• [WHAT IS REQUIRED]: Which lines of the data contain the string "Paso"? Show each of them.

• [MATERIAL SUPPLIED]:
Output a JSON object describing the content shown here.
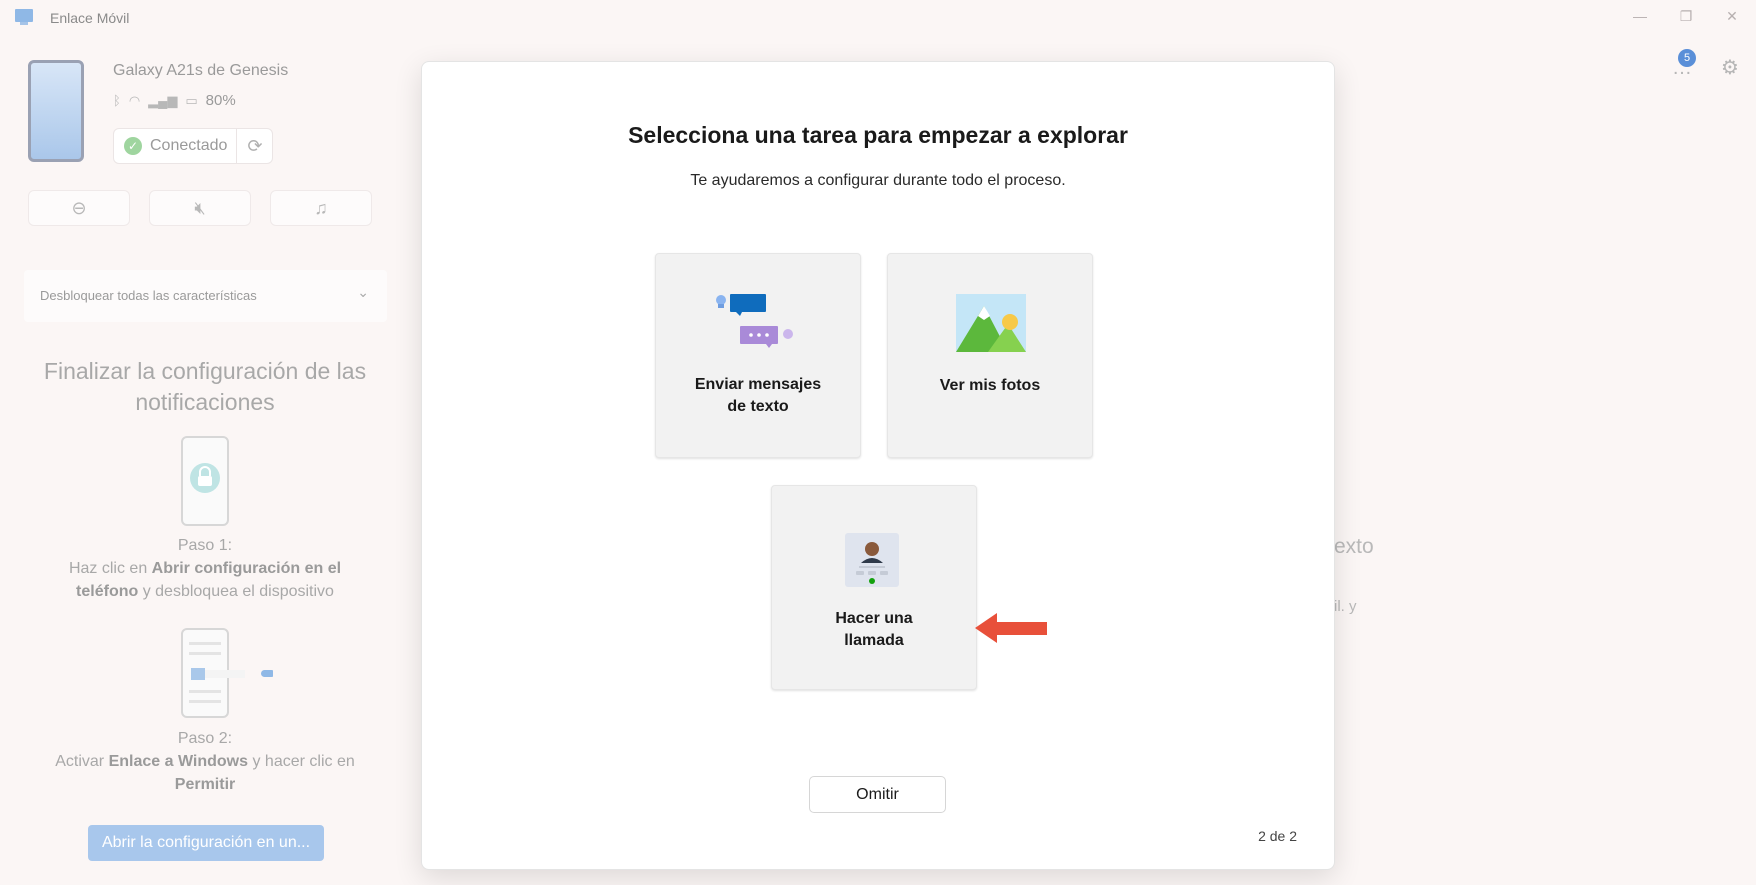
{
  "window": {
    "title": "Enlace Móvil"
  },
  "device": {
    "name": "Galaxy A21s de Genesis",
    "battery": "80%",
    "status": "Conectado"
  },
  "unlock": {
    "label": "Desbloquear todas las características"
  },
  "setup": {
    "title": "Finalizar la configuración de las notificaciones",
    "step1_heading": "Paso 1:",
    "step1_pre": "Haz clic en ",
    "step1_bold": "Abrir configuración en el teléfono",
    "step1_post": " y desbloquea el dispositivo",
    "step2_heading": "Paso 2:",
    "step2_pre": "Activar ",
    "step2_bold": "Enlace a Windows",
    "step2_mid": " y hacer clic en ",
    "step2_bold2": "Permitir",
    "button": "Abrir la configuración en un..."
  },
  "toolbar": {
    "notification_count": "5"
  },
  "background_right": {
    "text1": "exto",
    "text2": "il. y"
  },
  "modal": {
    "title": "Selecciona una tarea para empezar a explorar",
    "subtitle": "Te ayudaremos a configurar durante todo el proceso.",
    "tasks": [
      {
        "label_line1": "Enviar mensajes",
        "label_line2": "de texto",
        "icon": "messages-icon"
      },
      {
        "label_line1": "Ver mis fotos",
        "label_line2": "",
        "icon": "photos-icon"
      },
      {
        "label_line1": "Hacer una",
        "label_line2": "llamada",
        "icon": "call-icon"
      }
    ],
    "skip": "Omitir",
    "page": "2 de 2"
  },
  "colors": {
    "accent": "#0f6cbd",
    "arrow": "#e8503a"
  }
}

• [ANSWER BOX]:
    "step1_heading": "Paso 1:",
    "step2_heading": "Paso 2:",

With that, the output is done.